- TO DO
Present the following data again exactly as it is shown.

- Dataset rows
--- start ---

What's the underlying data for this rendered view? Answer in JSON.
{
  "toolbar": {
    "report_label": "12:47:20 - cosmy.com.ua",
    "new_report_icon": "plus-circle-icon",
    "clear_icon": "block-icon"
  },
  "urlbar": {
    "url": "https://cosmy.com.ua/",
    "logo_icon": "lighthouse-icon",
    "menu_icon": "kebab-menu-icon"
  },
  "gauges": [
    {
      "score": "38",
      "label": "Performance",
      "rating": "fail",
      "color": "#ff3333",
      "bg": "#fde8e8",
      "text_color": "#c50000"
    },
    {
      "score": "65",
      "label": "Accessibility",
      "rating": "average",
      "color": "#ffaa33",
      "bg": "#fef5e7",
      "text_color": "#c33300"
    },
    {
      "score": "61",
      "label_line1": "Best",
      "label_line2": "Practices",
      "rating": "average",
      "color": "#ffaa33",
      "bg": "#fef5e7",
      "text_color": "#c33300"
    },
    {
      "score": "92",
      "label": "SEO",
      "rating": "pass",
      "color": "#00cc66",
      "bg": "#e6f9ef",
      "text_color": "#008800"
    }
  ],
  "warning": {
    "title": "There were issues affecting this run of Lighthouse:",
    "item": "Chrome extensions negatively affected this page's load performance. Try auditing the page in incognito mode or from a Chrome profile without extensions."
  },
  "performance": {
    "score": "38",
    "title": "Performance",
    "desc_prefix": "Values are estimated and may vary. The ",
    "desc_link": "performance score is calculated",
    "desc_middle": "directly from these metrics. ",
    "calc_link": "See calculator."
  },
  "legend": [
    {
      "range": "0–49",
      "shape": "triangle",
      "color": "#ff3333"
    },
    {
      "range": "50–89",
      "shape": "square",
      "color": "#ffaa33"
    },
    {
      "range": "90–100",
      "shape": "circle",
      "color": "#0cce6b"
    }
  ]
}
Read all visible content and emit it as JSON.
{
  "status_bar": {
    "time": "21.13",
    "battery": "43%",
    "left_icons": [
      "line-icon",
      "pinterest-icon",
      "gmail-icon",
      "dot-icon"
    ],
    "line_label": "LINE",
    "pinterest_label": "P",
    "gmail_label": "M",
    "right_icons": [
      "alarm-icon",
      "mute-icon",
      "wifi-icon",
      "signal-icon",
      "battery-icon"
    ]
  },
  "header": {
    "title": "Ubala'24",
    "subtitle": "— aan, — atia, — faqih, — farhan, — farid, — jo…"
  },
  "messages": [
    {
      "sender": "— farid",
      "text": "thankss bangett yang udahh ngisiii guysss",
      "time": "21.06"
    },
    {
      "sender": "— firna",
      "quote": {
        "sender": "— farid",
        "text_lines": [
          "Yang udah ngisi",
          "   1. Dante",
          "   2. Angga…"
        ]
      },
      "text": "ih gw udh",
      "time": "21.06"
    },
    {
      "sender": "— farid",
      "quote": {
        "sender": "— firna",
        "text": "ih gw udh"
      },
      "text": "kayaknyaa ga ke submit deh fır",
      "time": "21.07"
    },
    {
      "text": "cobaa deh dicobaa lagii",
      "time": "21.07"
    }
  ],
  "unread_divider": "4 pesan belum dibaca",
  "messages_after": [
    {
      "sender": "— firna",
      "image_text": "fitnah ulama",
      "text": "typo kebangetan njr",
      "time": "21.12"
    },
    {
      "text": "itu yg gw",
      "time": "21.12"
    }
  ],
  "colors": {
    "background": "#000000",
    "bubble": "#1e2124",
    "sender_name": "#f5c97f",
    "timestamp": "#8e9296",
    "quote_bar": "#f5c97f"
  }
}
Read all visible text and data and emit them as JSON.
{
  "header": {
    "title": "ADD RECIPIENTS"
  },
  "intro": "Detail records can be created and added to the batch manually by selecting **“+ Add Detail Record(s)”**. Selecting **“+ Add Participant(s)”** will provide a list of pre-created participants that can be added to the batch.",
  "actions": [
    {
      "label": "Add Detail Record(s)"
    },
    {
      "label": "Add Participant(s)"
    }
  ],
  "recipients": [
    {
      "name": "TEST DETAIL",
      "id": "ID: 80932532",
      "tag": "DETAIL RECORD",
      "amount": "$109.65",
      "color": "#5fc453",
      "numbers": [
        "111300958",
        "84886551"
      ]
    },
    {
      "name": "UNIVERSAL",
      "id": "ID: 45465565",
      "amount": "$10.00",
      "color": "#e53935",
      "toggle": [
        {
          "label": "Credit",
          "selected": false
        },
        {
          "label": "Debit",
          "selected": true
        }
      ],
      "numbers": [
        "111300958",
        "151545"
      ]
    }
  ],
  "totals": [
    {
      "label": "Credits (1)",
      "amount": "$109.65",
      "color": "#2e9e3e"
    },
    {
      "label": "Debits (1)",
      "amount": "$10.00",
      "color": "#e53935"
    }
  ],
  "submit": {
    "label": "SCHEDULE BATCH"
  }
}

--- end ---

- RESULT OF THE TASK
What's the underlying data for this rendered view? Answer in JSON.
{
  "toolbar": {
    "report_label": "12:47:20 - cosmy.com.ua",
    "new_report_icon": "plus-circle-icon",
    "clear_icon": "block-icon"
  },
  "urlbar": {
    "url": "https://cosmy.com.ua/",
    "logo_icon": "lighthouse-icon",
    "menu_icon": "kebab-menu-icon"
  },
  "gauges": [
    {
      "score": "38",
      "label": "Performance",
      "rating": "fail",
      "color": "#ff3333",
      "bg": "#fde8e8",
      "text_color": "#c50000"
    },
    {
      "score": "65",
      "label": "Accessibility",
      "rating": "average",
      "color": "#ffaa33",
      "bg": "#fef5e7",
      "text_color": "#c33300"
    },
    {
      "score": "61",
      "label_line1": "Best",
      "label_line2": "Practices",
      "rating": "average",
      "color": "#ffaa33",
      "bg": "#fef5e7",
      "text_color": "#c33300"
    },
    {
      "score": "92",
      "label": "SEO",
      "rating": "pass",
      "color": "#00cc66",
      "bg": "#e6f9ef",
      "text_color": "#008800"
    }
  ],
  "warning": {
    "title": "There were issues affecting this run of Lighthouse:",
    "item": "Chrome extensions negatively affected this page's load performance. Try auditing the page in incognito mode or from a Chrome profile without extensions."
  },
  "performance": {
    "score": "38",
    "title": "Performance",
    "desc_prefix": "Values are estimated and may vary. The ",
    "desc_link": "performance score is calculated",
    "desc_middle": "directly from these metrics. ",
    "calc_link": "See calculator."
  },
  "legend": [
    {
      "range": "0–49",
      "shape": "triangle",
      "color": "#ff3333"
    },
    {
      "range": "50–89",
      "shape": "square",
      "color": "#ffaa33"
    },
    {
      "range": "90–100",
      "shape": "circle",
      "color": "#0cce6b"
    }
  ]
}
Read all visible content and emit it as JSON.
{
  "status_bar": {
    "time": "21.13",
    "battery": "43%",
    "left_icons": [
      "line-icon",
      "pinterest-icon",
      "gmail-icon",
      "dot-icon"
    ],
    "line_label": "LINE",
    "pinterest_label": "P",
    "gmail_label": "M",
    "right_icons": [
      "alarm-icon",
      "mute-icon",
      "wifi-icon",
      "signal-icon",
      "battery-icon"
    ]
  },
  "header": {
    "title": "Ubala'24",
    "subtitle": "— aan, — atia, — faqih, — farhan, — farid, — jo…"
  },
  "messages": [
    {
      "sender": "— farid",
      "text": "thankss bangett yang udahh ngisiii guysss",
      "time": "21.06"
    },
    {
      "sender": "— firna",
      "quote": {
        "sender": "— farid",
        "text_lines": [
          "Yang udah ngisi",
          "   1. Dante",
          "   2. Angga…"
        ]
      },
      "text": "ih gw udh",
      "time": "21.06"
    },
    {
      "sender": "— farid",
      "quote": {
        "sender": "— firna",
        "text": "ih gw udh"
      },
      "text": "kayaknyaa ga ke submit deh fır",
      "time": "21.07"
    },
    {
      "text": "cobaa deh dicobaa lagii",
      "time": "21.07"
    }
  ],
  "unread_divider": "4 pesan belum dibaca",
  "messages_after": [
    {
      "sender": "— firna",
      "image_text": "fitnah ulama",
      "text": "typo kebangetan njr",
      "time": "21.12"
    },
    {
      "text": "itu yg gw",
      "time": "21.12"
    }
  ],
  "colors": {
    "background": "#000000",
    "bubble": "#1e2124",
    "sender_name": "#f5c97f",
    "timestamp": "#8e9296",
    "quote_bar": "#f5c97f"
  }
}
Read all visible text and data and emit them as JSON.
{
  "header": {
    "title": "ADD RECIPIENTS"
  },
  "intro": "Detail records can be created and added to the batch manually by selecting **“+ Add Detail Record(s)”**. Selecting **“+ Add Participant(s)”** will provide a list of pre-created participants that can be added to the batch.",
  "actions": [
    {
      "label": "Add Detail Record(s)"
    },
    {
      "label": "Add Participant(s)"
    }
  ],
  "recipients": [
    {
      "name": "TEST DETAIL",
      "id": "ID: 80932532",
      "tag": "DETAIL RECORD",
      "amount": "$109.65",
      "color": "#5fc453",
      "numbers": [
        "111300958",
        "84886551"
      ]
    },
    {
      "name": "UNIVERSAL",
      "id": "ID: 45465565",
      "amount": "$10.00",
      "color": "#e53935",
      "toggle": [
        {
          "label": "Credit",
          "selected": false
        },
        {
          "label": "Debit",
          "selected": true
        }
      ],
      "numbers": [
        "111300958",
        "151545"
      ]
    }
  ],
  "totals": [
    {
      "label": "Credits (1)",
      "amount": "$109.65",
      "color": "#2e9e3e"
    },
    {
      "label": "Debits (1)",
      "amount": "$10.00",
      "color": "#e53935"
    }
  ],
  "submit": {
    "label": "SCHEDULE BATCH"
  }
}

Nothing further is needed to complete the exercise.